* What you are asked to do: Skip the pictures. Repeat everything else in the records word for word.
======== Stored data
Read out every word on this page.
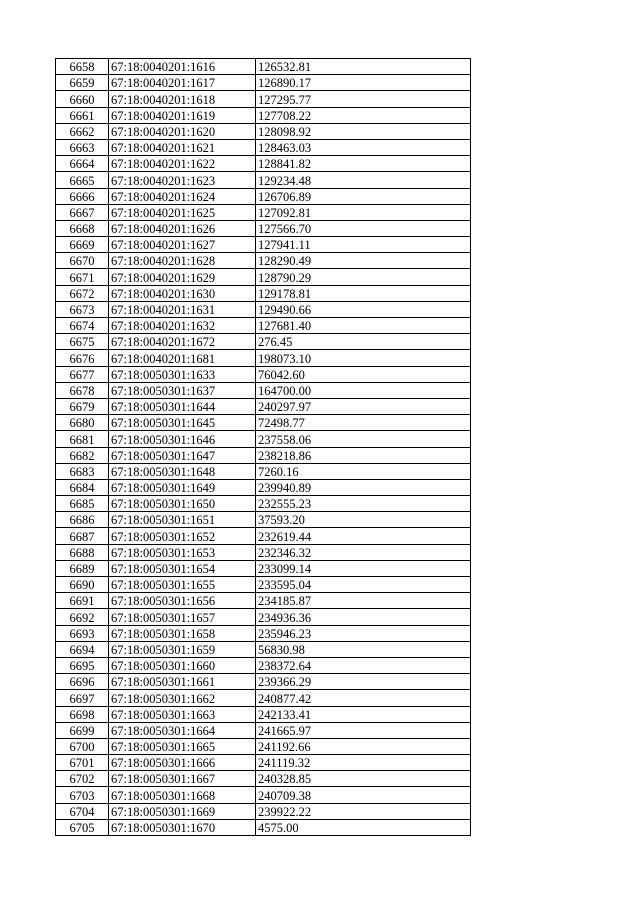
6658	67:18:0040201:1616	126532.81
6659	67:18:0040201:1617	126890.17
6660	67:18:0040201:1618	127295.77
6661	67:18:0040201:1619	127708.22
6662	67:18:0040201:1620	128098.92
6663	67:18:0040201:1621	128463.03
6664	67:18:0040201:1622	128841.82
6665	67:18:0040201:1623	129234.48
6666	67:18:0040201:1624	126706.89
6667	67:18:0040201:1625	127092.81
6668	67:18:0040201:1626	127566.70
6669	67:18:0040201:1627	127941.11
6670	67:18:0040201:1628	128290.49
6671	67:18:0040201:1629	128790.29
6672	67:18:0040201:1630	129178.81
6673	67:18:0040201:1631	129490.66
6674	67:18:0040201:1632	127681.40
6675	67:18:0040201:1672	276.45
6676	67:18:0040201:1681	198073.10
6677	67:18:0050301:1633	76042.60
6678	67:18:0050301:1637	164700.00
6679	67:18:0050301:1644	240297.97
6680	67:18:0050301:1645	72498.77
6681	67:18:0050301:1646	237558.06
6682	67:18:0050301:1647	238218.86
6683	67:18:0050301:1648	7260.16
6684	67:18:0050301:1649	239940.89
6685	67:18:0050301:1650	232555.23
6686	67:18:0050301:1651	37593.20
6687	67:18:0050301:1652	232619.44
6688	67:18:0050301:1653	232346.32
6689	67:18:0050301:1654	233099.14
6690	67:18:0050301:1655	233595.04
6691	67:18:0050301:1656	234185.87
6692	67:18:0050301:1657	234936.36
6693	67:18:0050301:1658	235946.23
6694	67:18:0050301:1659	56830.98
6695	67:18:0050301:1660	238372.64
6696	67:18:0050301:1661	239366.29
6697	67:18:0050301:1662	240877.42
6698	67:18:0050301:1663	242133.41
6699	67:18:0050301:1664	241665.97
6700	67:18:0050301:1665	241192.66
6701	67:18:0050301:1666	241119.32
6702	67:18:0050301:1667	240328.85
6703	67:18:0050301:1668	240709.38
6704	67:18:0050301:1669	239922.22
6705	67:18:0050301:1670	4575.00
================
* Problem solution:
Read out every word on this page.
6658	67:18:0040201:1616	126532.81
6659	67:18:0040201:1617	126890.17
6660	67:18:0040201:1618	127295.77
6661	67:18:0040201:1619	127708.22
6662	67:18:0040201:1620	128098.92
6663	67:18:0040201:1621	128463.03
6664	67:18:0040201:1622	128841.82
6665	67:18:0040201:1623	129234.48
6666	67:18:0040201:1624	126706.89
6667	67:18:0040201:1625	127092.81
6668	67:18:0040201:1626	127566.70
6669	67:18:0040201:1627	127941.11
6670	67:18:0040201:1628	128290.49
6671	67:18:0040201:1629	128790.29
6672	67:18:0040201:1630	129178.81
6673	67:18:0040201:1631	129490.66
6674	67:18:0040201:1632	127681.40
6675	67:18:0040201:1672	276.45
6676	67:18:0040201:1681	198073.10
6677	67:18:0050301:1633	76042.60
6678	67:18:0050301:1637	164700.00
6679	67:18:0050301:1644	240297.97
6680	67:18:0050301:1645	72498.77
6681	67:18:0050301:1646	237558.06
6682	67:18:0050301:1647	238218.86
6683	67:18:0050301:1648	7260.16
6684	67:18:0050301:1649	239940.89
6685	67:18:0050301:1650	232555.23
6686	67:18:0050301:1651	37593.20
6687	67:18:0050301:1652	232619.44
6688	67:18:0050301:1653	232346.32
6689	67:18:0050301:1654	233099.14
6690	67:18:0050301:1655	233595.04
6691	67:18:0050301:1656	234185.87
6692	67:18:0050301:1657	234936.36
6693	67:18:0050301:1658	235946.23
6694	67:18:0050301:1659	56830.98
6695	67:18:0050301:1660	238372.64
6696	67:18:0050301:1661	239366.29
6697	67:18:0050301:1662	240877.42
6698	67:18:0050301:1663	242133.41
6699	67:18:0050301:1664	241665.97
6700	67:18:0050301:1665	241192.66
6701	67:18:0050301:1666	241119.32
6702	67:18:0050301:1667	240328.85
6703	67:18:0050301:1668	240709.38
6704	67:18:0050301:1669	239922.22
6705	67:18:0050301:1670	4575.00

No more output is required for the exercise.